Copy each line below exactly and leave the pictures out.

** start of DATA SUPPLIED **

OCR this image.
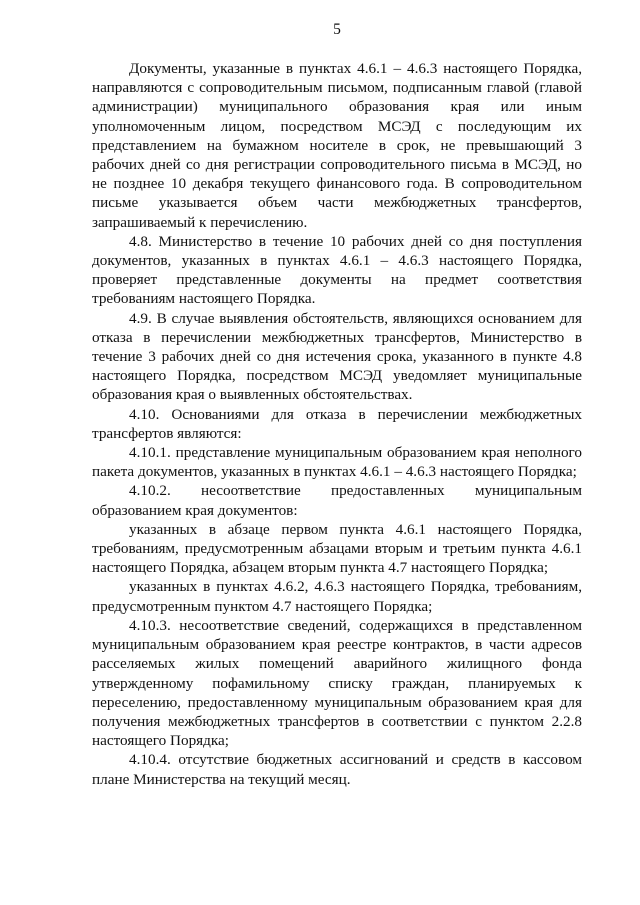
5

Документы, указанные в пунктах 4.6.1 – 4.6.3 настоящего Порядка, направляются с сопроводительным письмом, подписанным главой (главой администрации) муниципального образования края или иным уполномоченным лицом, посредством МСЭД с последующим их представлением на бумажном носителе в срок, не превышающий 3 рабочих дней со дня регистрации сопроводительного письма в МСЭД, но не позднее 10 декабря текущего финансового года. В сопроводительном письме указывается объем части межбюджетных трансфертов, запрашиваемый к перечислению.

4.8. Министерство в течение 10 рабочих дней со дня поступления документов, указанных в пунктах 4.6.1 – 4.6.3 настоящего Порядка, проверяет представленные документы на предмет соответствия требованиям настоящего Порядка.

4.9. В случае выявления обстоятельств, являющихся основанием для отказа в перечислении межбюджетных трансфертов, Министерство в течение 3 рабочих дней со дня истечения срока, указанного в пункте 4.8 настоящего Порядка, посредством МСЭД уведомляет муниципальные образования края о выявленных обстоятельствах.

4.10. Основаниями для отказа в перечислении межбюджетных трансфертов являются:

4.10.1. представление муниципальным образованием края неполного пакета документов, указанных в пунктах 4.6.1 – 4.6.3 настоящего Порядка;

4.10.2. несоответствие предоставленных муниципальным образованием края документов:

указанных в абзаце первом пункта 4.6.1 настоящего Порядка, требованиям, предусмотренным абзацами вторым и третьим пункта 4.6.1 настоящего Порядка, абзацем вторым пункта 4.7 настоящего Порядка;

указанных в пунктах 4.6.2, 4.6.3 настоящего Порядка, требованиям, предусмотренным пунктом 4.7 настоящего Порядка;

4.10.3. несоответствие сведений, содержащихся в представленном муниципальным образованием края реестре контрактов, в части адресов расселяемых жилых помещений аварийного жилищного фонда утвержденному пофамильному списку граждан, планируемых к переселению, предоставленному муниципальным образованием края для получения межбюджетных трансфертов в соответствии с пунктом 2.2.8 настоящего Порядка;

4.10.4. отсутствие бюджетных ассигнований и средств в кассовом плане Министерства на текущий месяц.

** end of DATA SUPPLIED **

[ANSWER TO THE EXERCISE]:
OCR this image.
5

Документы, указанные в пунктах 4.6.1 – 4.6.3 настоящего Порядка, направляются с сопроводительным письмом, подписанным главой (главой администрации) муниципального образования края или иным уполномоченным лицом, посредством МСЭД с последующим их представлением на бумажном носителе в срок, не превышающий 3 рабочих дней со дня регистрации сопроводительного письма в МСЭД, но не позднее 10 декабря текущего финансового года. В сопроводительном письме указывается объем части межбюджетных трансфертов, запрашиваемый к перечислению.

4.8. Министерство в течение 10 рабочих дней со дня поступления документов, указанных в пунктах 4.6.1 – 4.6.3 настоящего Порядка, проверяет представленные документы на предмет соответствия требованиям настоящего Порядка.

4.9. В случае выявления обстоятельств, являющихся основанием для отказа в перечислении межбюджетных трансфертов, Министерство в течение 3 рабочих дней со дня истечения срока, указанного в пункте 4.8 настоящего Порядка, посредством МСЭД уведомляет муниципальные образования края о выявленных обстоятельствах.

4.10. Основаниями для отказа в перечислении межбюджетных трансфертов являются:

4.10.1. представление муниципальным образованием края неполного пакета документов, указанных в пунктах 4.6.1 – 4.6.3 настоящего Порядка;

4.10.2. несоответствие предоставленных муниципальным образованием края документов:

указанных в абзаце первом пункта 4.6.1 настоящего Порядка, требованиям, предусмотренным абзацами вторым и третьим пункта 4.6.1 настоящего Порядка, абзацем вторым пункта 4.7 настоящего Порядка;

указанных в пунктах 4.6.2, 4.6.3 настоящего Порядка, требованиям, предусмотренным пунктом 4.7 настоящего Порядка;

4.10.3. несоответствие сведений, содержащихся в представленном муниципальным образованием края реестре контрактов, в части адресов расселяемых жилых помещений аварийного жилищного фонда утвержденному пофамильному списку граждан, планируемых к переселению, предоставленному муниципальным образованием края для получения межбюджетных трансфертов в соответствии с пунктом 2.2.8 настоящего Порядка;

4.10.4. отсутствие бюджетных ассигнований и средств в кассовом плане Министерства на текущий месяц.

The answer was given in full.